## GOAL:
Reproduce every entry exactly, without alteration.

## THE INPUT:

____

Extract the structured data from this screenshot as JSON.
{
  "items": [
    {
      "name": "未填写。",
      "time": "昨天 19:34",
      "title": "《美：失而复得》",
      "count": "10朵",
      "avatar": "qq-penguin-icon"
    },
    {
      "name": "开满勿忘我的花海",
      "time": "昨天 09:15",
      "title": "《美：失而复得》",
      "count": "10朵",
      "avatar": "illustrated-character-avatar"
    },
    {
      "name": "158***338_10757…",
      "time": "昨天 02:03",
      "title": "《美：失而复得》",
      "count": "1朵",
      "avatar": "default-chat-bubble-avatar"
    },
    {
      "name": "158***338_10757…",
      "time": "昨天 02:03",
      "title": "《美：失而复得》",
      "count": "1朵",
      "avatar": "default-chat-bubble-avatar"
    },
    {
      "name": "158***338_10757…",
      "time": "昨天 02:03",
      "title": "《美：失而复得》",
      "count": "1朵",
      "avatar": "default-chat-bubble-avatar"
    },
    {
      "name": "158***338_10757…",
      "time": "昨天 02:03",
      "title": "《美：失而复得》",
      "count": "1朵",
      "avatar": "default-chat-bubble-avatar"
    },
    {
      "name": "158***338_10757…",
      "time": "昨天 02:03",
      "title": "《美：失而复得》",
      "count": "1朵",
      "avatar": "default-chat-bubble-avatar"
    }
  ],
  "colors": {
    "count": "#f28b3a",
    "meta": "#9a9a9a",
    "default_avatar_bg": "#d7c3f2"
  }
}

____

## TASK RESPONSE:
Extract the structured data from this screenshot as JSON.
{
  "items": [
    {
      "name": "未填写。",
      "time": "昨天 19:34",
      "title": "《美：失而复得》",
      "count": "10朵",
      "avatar": "qq-penguin-icon"
    },
    {
      "name": "开满勿忘我的花海",
      "time": "昨天 09:15",
      "title": "《美：失而复得》",
      "count": "10朵",
      "avatar": "illustrated-character-avatar"
    },
    {
      "name": "158***338_10757…",
      "time": "昨天 02:03",
      "title": "《美：失而复得》",
      "count": "1朵",
      "avatar": "default-chat-bubble-avatar"
    },
    {
      "name": "158***338_10757…",
      "time": "昨天 02:03",
      "title": "《美：失而复得》",
      "count": "1朵",
      "avatar": "default-chat-bubble-avatar"
    },
    {
      "name": "158***338_10757…",
      "time": "昨天 02:03",
      "title": "《美：失而复得》",
      "count": "1朵",
      "avatar": "default-chat-bubble-avatar"
    },
    {
      "name": "158***338_10757…",
      "time": "昨天 02:03",
      "title": "《美：失而复得》",
      "count": "1朵",
      "avatar": "default-chat-bubble-avatar"
    },
    {
      "name": "158***338_10757…",
      "time": "昨天 02:03",
      "title": "《美：失而复得》",
      "count": "1朵",
      "avatar": "default-chat-bubble-avatar"
    }
  ],
  "colors": {
    "count": "#f28b3a",
    "meta": "#9a9a9a",
    "default_avatar_bg": "#d7c3f2"
  }
}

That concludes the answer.